=== Brief ===
Check every line below for the string "text", and copy the lines that contain it.

Source data:
● ● ● ● ● ● ●

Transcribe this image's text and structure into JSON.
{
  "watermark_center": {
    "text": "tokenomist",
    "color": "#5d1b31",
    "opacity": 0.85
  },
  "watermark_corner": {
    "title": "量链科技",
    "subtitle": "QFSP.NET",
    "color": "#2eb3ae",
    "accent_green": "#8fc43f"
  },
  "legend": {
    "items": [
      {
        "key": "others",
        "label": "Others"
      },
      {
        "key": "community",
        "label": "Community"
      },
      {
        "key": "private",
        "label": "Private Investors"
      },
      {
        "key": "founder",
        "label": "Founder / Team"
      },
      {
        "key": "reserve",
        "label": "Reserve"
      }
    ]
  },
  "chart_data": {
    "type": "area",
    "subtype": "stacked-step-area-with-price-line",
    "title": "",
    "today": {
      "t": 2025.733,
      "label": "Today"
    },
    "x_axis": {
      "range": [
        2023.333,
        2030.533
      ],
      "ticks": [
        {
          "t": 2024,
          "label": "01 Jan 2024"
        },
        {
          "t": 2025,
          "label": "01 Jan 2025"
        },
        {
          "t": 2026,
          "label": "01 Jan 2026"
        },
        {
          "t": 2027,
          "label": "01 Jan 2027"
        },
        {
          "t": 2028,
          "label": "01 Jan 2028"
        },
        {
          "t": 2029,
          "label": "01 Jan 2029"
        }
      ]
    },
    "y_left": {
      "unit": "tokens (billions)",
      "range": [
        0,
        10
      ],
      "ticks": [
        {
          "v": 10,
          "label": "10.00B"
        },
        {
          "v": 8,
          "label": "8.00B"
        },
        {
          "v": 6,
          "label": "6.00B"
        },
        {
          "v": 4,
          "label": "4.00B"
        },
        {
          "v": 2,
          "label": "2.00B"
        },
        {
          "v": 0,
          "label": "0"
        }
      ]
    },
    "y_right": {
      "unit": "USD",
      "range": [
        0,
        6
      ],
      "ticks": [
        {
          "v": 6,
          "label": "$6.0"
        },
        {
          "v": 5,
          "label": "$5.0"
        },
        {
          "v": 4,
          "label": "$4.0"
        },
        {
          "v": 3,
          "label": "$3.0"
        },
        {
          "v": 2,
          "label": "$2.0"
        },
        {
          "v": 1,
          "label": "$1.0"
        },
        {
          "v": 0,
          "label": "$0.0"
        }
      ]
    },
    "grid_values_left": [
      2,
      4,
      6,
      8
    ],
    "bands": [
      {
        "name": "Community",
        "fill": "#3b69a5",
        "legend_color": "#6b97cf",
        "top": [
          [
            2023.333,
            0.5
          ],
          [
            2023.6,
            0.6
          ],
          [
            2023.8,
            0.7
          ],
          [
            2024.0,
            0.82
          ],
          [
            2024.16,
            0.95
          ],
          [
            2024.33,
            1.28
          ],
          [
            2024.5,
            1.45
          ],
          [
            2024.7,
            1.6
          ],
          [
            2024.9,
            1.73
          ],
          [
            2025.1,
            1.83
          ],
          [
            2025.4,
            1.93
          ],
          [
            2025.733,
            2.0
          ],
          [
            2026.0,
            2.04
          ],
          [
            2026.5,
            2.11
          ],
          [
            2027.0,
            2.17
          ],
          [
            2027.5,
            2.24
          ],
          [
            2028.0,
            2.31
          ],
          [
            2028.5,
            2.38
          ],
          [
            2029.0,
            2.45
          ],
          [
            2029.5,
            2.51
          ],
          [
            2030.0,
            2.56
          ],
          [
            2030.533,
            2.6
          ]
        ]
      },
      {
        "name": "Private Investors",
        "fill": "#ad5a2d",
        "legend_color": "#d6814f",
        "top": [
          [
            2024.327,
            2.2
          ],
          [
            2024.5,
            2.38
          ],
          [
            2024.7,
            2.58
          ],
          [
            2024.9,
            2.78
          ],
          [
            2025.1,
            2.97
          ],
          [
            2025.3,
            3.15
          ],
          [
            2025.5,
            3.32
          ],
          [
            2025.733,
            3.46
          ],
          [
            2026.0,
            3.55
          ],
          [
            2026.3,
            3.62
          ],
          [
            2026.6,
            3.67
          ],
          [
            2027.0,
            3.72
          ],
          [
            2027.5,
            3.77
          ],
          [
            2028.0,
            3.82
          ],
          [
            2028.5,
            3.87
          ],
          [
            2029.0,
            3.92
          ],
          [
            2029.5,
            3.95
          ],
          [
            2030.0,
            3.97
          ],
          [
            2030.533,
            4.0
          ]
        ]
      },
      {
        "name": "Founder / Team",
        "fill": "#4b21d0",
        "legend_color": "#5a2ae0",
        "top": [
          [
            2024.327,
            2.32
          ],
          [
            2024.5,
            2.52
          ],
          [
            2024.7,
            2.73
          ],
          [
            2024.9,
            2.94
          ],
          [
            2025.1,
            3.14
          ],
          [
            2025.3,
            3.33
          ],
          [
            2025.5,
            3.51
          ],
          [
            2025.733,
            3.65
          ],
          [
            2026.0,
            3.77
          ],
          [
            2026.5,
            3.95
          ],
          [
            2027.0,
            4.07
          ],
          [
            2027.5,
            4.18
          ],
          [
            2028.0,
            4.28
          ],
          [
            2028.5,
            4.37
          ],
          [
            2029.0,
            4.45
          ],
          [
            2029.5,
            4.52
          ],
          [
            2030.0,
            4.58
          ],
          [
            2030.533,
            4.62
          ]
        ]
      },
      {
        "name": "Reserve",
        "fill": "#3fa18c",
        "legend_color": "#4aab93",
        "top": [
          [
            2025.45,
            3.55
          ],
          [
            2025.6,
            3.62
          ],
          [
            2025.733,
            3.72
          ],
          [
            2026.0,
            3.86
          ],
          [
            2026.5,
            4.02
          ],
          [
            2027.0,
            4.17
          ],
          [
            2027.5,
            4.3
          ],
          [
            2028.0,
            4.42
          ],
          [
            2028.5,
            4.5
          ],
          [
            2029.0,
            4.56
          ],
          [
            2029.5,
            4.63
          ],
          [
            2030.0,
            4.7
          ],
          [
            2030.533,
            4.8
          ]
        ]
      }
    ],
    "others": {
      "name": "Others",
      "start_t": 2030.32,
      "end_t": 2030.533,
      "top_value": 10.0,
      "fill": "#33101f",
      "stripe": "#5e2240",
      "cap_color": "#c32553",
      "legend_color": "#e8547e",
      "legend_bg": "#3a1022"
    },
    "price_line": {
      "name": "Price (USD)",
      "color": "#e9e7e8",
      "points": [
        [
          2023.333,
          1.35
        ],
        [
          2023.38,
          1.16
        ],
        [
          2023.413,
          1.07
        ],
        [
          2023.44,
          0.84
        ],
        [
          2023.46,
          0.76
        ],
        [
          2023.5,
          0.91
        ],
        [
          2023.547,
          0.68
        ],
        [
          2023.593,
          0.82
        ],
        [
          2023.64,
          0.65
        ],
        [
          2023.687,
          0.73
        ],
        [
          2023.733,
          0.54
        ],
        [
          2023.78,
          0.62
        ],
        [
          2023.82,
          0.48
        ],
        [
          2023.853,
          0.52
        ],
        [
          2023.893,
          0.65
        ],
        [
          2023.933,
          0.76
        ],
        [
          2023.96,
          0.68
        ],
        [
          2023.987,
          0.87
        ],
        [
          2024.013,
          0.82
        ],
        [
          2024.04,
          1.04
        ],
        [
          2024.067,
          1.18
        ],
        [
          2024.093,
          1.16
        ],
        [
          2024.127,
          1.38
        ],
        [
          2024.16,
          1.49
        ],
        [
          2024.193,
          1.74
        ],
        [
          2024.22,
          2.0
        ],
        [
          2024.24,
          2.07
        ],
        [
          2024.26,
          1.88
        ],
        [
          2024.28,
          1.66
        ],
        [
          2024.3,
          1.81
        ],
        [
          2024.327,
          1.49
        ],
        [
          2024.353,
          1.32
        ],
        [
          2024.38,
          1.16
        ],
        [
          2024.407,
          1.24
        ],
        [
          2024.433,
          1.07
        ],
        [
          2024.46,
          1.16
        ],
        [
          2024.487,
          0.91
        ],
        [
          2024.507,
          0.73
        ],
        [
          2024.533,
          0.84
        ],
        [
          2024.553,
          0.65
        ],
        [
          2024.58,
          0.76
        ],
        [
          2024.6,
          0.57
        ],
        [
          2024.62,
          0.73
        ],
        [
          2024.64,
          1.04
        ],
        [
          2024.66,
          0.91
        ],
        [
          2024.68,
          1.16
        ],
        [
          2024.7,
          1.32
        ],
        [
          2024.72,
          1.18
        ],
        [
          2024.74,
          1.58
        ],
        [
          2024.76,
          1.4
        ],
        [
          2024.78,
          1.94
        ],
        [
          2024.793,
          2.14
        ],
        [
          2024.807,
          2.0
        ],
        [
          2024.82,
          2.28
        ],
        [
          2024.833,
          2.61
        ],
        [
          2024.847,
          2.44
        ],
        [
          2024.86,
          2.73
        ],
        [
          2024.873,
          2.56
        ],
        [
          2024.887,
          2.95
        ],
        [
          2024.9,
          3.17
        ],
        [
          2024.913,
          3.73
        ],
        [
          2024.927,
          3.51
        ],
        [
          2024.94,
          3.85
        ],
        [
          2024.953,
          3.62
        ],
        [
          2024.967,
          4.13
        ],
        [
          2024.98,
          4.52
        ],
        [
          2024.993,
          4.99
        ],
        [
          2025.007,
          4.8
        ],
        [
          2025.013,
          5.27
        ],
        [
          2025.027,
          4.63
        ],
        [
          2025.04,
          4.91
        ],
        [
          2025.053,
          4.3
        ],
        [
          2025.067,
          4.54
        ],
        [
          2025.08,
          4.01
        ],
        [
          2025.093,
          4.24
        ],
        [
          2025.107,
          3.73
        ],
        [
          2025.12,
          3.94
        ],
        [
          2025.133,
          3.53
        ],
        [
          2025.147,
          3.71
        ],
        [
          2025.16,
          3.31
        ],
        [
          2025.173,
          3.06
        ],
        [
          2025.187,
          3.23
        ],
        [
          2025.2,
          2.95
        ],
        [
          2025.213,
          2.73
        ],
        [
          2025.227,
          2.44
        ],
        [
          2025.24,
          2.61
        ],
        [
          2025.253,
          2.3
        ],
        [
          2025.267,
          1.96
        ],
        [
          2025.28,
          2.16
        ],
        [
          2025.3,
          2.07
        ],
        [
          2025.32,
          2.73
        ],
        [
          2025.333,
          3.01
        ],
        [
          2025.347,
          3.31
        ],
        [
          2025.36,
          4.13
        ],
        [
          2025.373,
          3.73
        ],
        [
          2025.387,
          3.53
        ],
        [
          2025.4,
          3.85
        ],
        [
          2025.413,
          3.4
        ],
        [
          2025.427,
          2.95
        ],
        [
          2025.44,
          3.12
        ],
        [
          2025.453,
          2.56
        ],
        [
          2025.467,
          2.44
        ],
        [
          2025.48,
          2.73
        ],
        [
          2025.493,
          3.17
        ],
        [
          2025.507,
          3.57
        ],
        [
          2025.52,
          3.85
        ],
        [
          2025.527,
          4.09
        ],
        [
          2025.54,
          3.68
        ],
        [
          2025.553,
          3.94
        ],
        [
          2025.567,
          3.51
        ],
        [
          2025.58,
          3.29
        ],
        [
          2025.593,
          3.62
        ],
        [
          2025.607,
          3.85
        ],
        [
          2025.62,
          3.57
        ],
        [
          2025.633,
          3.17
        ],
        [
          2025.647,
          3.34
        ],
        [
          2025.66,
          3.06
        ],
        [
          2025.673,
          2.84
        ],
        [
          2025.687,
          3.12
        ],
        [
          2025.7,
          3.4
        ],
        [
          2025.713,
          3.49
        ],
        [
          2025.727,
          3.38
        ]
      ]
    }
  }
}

● ● ● ● ● ● ●

=== Correct output ===
Transcribe this image's text and structure into JSON.
    "text": "tokenomist",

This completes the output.